**Task statement**.
Quote the full listing word for word.

**Task material**.
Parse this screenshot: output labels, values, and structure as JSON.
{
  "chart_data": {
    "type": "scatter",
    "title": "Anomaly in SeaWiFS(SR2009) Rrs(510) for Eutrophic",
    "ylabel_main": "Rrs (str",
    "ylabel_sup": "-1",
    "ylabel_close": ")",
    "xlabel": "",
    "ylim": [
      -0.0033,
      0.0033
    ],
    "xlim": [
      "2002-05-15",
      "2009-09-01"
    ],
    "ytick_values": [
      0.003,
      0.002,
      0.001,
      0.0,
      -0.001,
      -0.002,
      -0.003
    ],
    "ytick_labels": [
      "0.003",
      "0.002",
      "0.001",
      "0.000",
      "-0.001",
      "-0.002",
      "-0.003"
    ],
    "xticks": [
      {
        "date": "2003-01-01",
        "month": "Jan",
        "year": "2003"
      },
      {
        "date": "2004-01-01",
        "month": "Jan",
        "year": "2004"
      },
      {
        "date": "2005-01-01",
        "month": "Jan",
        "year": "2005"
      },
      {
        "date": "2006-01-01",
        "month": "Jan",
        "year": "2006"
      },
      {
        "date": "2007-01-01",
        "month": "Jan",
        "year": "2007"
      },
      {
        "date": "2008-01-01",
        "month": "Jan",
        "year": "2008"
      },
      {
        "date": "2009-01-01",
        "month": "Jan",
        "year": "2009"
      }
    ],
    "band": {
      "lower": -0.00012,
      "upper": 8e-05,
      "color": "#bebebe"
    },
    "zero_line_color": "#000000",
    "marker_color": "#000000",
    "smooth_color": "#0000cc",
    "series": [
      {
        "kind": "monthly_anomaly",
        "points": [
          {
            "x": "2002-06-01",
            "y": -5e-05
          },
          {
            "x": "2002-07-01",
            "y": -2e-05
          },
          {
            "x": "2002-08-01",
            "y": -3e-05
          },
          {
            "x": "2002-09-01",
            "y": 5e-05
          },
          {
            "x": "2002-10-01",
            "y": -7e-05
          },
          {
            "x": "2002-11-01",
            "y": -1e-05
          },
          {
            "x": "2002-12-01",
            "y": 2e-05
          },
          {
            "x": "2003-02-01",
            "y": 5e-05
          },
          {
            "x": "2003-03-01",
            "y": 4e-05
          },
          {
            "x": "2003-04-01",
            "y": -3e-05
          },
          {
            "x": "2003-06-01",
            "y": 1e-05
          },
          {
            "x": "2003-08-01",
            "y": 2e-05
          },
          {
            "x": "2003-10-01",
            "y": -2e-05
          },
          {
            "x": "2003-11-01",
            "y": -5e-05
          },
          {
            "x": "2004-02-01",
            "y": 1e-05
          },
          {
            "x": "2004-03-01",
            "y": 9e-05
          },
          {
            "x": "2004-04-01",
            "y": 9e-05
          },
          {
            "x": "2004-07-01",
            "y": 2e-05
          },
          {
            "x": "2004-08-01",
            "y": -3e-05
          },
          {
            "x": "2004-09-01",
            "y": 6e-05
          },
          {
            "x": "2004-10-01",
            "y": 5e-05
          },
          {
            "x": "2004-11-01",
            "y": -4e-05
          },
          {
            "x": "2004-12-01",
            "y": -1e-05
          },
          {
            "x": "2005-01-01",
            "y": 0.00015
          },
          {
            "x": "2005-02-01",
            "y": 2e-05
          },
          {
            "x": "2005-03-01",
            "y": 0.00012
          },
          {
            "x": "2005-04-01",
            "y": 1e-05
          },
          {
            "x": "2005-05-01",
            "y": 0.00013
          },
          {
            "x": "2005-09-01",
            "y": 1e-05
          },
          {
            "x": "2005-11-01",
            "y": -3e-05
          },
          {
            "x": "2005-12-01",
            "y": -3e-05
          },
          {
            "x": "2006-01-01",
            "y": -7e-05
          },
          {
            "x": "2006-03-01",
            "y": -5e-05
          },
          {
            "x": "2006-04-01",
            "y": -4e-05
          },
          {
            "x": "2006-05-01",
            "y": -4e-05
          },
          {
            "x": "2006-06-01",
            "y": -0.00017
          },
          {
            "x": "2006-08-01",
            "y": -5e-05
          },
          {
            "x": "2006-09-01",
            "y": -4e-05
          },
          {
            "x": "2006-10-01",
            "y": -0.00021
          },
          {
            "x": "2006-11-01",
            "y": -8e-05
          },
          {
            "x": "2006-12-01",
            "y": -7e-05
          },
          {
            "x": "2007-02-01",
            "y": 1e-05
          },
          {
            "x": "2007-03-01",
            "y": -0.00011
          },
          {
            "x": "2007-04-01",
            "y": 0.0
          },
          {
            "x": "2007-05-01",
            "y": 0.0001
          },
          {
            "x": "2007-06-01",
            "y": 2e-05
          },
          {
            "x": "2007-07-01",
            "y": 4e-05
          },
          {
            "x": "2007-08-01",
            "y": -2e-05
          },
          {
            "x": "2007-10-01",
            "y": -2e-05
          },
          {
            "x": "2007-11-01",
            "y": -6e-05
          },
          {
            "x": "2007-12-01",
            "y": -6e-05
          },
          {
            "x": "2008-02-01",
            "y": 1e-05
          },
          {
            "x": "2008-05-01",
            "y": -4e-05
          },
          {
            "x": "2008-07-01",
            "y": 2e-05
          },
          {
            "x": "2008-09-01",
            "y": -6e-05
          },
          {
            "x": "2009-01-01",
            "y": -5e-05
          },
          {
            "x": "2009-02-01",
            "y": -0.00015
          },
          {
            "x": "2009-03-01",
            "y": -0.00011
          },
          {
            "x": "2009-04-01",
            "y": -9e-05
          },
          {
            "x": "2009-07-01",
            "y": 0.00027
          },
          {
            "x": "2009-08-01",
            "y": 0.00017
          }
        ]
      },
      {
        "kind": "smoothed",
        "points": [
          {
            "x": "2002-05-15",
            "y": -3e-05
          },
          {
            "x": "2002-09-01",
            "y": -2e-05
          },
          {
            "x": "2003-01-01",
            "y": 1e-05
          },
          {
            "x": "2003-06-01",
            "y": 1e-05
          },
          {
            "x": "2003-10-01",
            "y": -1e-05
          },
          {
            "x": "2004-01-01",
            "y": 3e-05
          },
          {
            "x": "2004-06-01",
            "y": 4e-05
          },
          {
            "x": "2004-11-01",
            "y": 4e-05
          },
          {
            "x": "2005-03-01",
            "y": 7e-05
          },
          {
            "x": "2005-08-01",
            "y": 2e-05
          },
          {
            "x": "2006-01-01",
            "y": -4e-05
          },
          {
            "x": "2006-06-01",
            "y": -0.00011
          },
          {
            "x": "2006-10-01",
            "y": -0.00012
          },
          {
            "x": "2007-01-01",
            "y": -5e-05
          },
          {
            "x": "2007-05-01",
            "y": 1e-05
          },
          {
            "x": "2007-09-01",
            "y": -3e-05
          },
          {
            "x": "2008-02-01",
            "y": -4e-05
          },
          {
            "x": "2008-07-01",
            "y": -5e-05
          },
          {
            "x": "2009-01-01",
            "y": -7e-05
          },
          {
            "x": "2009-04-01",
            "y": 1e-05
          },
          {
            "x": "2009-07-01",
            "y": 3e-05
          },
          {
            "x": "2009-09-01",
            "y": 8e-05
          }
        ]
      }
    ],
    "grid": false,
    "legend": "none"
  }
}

**Task answer**.
Parse this screenshot: output labels, values, and structure as JSON.
{
  "chart_data": {
    "type": "scatter",
    "title": "Anomaly in SeaWiFS(SR2009) Rrs(510) for Eutrophic",
    "ylabel_main": "Rrs (str",
    "ylabel_sup": "-1",
    "ylabel_close": ")",
    "xlabel": "",
    "ylim": [
      -0.0033,
      0.0033
    ],
    "xlim": [
      "2002-05-15",
      "2009-09-01"
    ],
    "ytick_values": [
      0.003,
      0.002,
      0.001,
      0.0,
      -0.001,
      -0.002,
      -0.003
    ],
    "ytick_labels": [
      "0.003",
      "0.002",
      "0.001",
      "0.000",
      "-0.001",
      "-0.002",
      "-0.003"
    ],
    "xticks": [
      {
        "date": "2003-01-01",
        "month": "Jan",
        "year": "2003"
      },
      {
        "date": "2004-01-01",
        "month": "Jan",
        "year": "2004"
      },
      {
        "date": "2005-01-01",
        "month": "Jan",
        "year": "2005"
      },
      {
        "date": "2006-01-01",
        "month": "Jan",
        "year": "2006"
      },
      {
        "date": "2007-01-01",
        "month": "Jan",
        "year": "2007"
      },
      {
        "date": "2008-01-01",
        "month": "Jan",
        "year": "2008"
      },
      {
        "date": "2009-01-01",
        "month": "Jan",
        "year": "2009"
      }
    ],
    "band": {
      "lower": -0.00012,
      "upper": 8e-05,
      "color": "#bebebe"
    },
    "zero_line_color": "#000000",
    "marker_color": "#000000",
    "smooth_color": "#0000cc",
    "series": [
      {
        "kind": "monthly_anomaly",
        "points": [
          {
            "x": "2002-06-01",
            "y": -5e-05
          },
          {
            "x": "2002-07-01",
            "y": -2e-05
          },
          {
            "x": "2002-08-01",
            "y": -3e-05
          },
          {
            "x": "2002-09-01",
            "y": 5e-05
          },
          {
            "x": "2002-10-01",
            "y": -7e-05
          },
          {
            "x": "2002-11-01",
            "y": -1e-05
          },
          {
            "x": "2002-12-01",
            "y": 2e-05
          },
          {
            "x": "2003-02-01",
            "y": 5e-05
          },
          {
            "x": "2003-03-01",
            "y": 4e-05
          },
          {
            "x": "2003-04-01",
            "y": -3e-05
          },
          {
            "x": "2003-06-01",
            "y": 1e-05
          },
          {
            "x": "2003-08-01",
            "y": 2e-05
          },
          {
            "x": "2003-10-01",
            "y": -2e-05
          },
          {
            "x": "2003-11-01",
            "y": -5e-05
          },
          {
            "x": "2004-02-01",
            "y": 1e-05
          },
          {
            "x": "2004-03-01",
            "y": 9e-05
          },
          {
            "x": "2004-04-01",
            "y": 9e-05
          },
          {
            "x": "2004-07-01",
            "y": 2e-05
          },
          {
            "x": "2004-08-01",
            "y": -3e-05
          },
          {
            "x": "2004-09-01",
            "y": 6e-05
          },
          {
            "x": "2004-10-01",
            "y": 5e-05
          },
          {
            "x": "2004-11-01",
            "y": -4e-05
          },
          {
            "x": "2004-12-01",
            "y": -1e-05
          },
          {
            "x": "2005-01-01",
            "y": 0.00015
          },
          {
            "x": "2005-02-01",
            "y": 2e-05
          },
          {
            "x": "2005-03-01",
            "y": 0.00012
          },
          {
            "x": "2005-04-01",
            "y": 1e-05
          },
          {
            "x": "2005-05-01",
            "y": 0.00013
          },
          {
            "x": "2005-09-01",
            "y": 1e-05
          },
          {
            "x": "2005-11-01",
            "y": -3e-05
          },
          {
            "x": "2005-12-01",
            "y": -3e-05
          },
          {
            "x": "2006-01-01",
            "y": -7e-05
          },
          {
            "x": "2006-03-01",
            "y": -5e-05
          },
          {
            "x": "2006-04-01",
            "y": -4e-05
          },
          {
            "x": "2006-05-01",
            "y": -4e-05
          },
          {
            "x": "2006-06-01",
            "y": -0.00017
          },
          {
            "x": "2006-08-01",
            "y": -5e-05
          },
          {
            "x": "2006-09-01",
            "y": -4e-05
          },
          {
            "x": "2006-10-01",
            "y": -0.00021
          },
          {
            "x": "2006-11-01",
            "y": -8e-05
          },
          {
            "x": "2006-12-01",
            "y": -7e-05
          },
          {
            "x": "2007-02-01",
            "y": 1e-05
          },
          {
            "x": "2007-03-01",
            "y": -0.00011
          },
          {
            "x": "2007-04-01",
            "y": 0.0
          },
          {
            "x": "2007-05-01",
            "y": 0.0001
          },
          {
            "x": "2007-06-01",
            "y": 2e-05
          },
          {
            "x": "2007-07-01",
            "y": 4e-05
          },
          {
            "x": "2007-08-01",
            "y": -2e-05
          },
          {
            "x": "2007-10-01",
            "y": -2e-05
          },
          {
            "x": "2007-11-01",
            "y": -6e-05
          },
          {
            "x": "2007-12-01",
            "y": -6e-05
          },
          {
            "x": "2008-02-01",
            "y": 1e-05
          },
          {
            "x": "2008-05-01",
            "y": -4e-05
          },
          {
            "x": "2008-07-01",
            "y": 2e-05
          },
          {
            "x": "2008-09-01",
            "y": -6e-05
          },
          {
            "x": "2009-01-01",
            "y": -5e-05
          },
          {
            "x": "2009-02-01",
            "y": -0.00015
          },
          {
            "x": "2009-03-01",
            "y": -0.00011
          },
          {
            "x": "2009-04-01",
            "y": -9e-05
          },
          {
            "x": "2009-07-01",
            "y": 0.00027
          },
          {
            "x": "2009-08-01",
            "y": 0.00017
          }
        ]
      },
      {
        "kind": "smoothed",
        "points": [
          {
            "x": "2002-05-15",
            "y": -3e-05
          },
          {
            "x": "2002-09-01",
            "y": -2e-05
          },
          {
            "x": "2003-01-01",
            "y": 1e-05
          },
          {
            "x": "2003-06-01",
            "y": 1e-05
          },
          {
            "x": "2003-10-01",
            "y": -1e-05
          },
          {
            "x": "2004-01-01",
            "y": 3e-05
          },
          {
            "x": "2004-06-01",
            "y": 4e-05
          },
          {
            "x": "2004-11-01",
            "y": 4e-05
          },
          {
            "x": "2005-03-01",
            "y": 7e-05
          },
          {
            "x": "2005-08-01",
            "y": 2e-05
          },
          {
            "x": "2006-01-01",
            "y": -4e-05
          },
          {
            "x": "2006-06-01",
            "y": -0.00011
          },
          {
            "x": "2006-10-01",
            "y": -0.00012
          },
          {
            "x": "2007-01-01",
            "y": -5e-05
          },
          {
            "x": "2007-05-01",
            "y": 1e-05
          },
          {
            "x": "2007-09-01",
            "y": -3e-05
          },
          {
            "x": "2008-02-01",
            "y": -4e-05
          },
          {
            "x": "2008-07-01",
            "y": -5e-05
          },
          {
            "x": "2009-01-01",
            "y": -7e-05
          },
          {
            "x": "2009-04-01",
            "y": 1e-05
          },
          {
            "x": "2009-07-01",
            "y": 3e-05
          },
          {
            "x": "2009-09-01",
            "y": 8e-05
          }
        ]
      }
    ],
    "grid": false,
    "legend": "none"
  }
}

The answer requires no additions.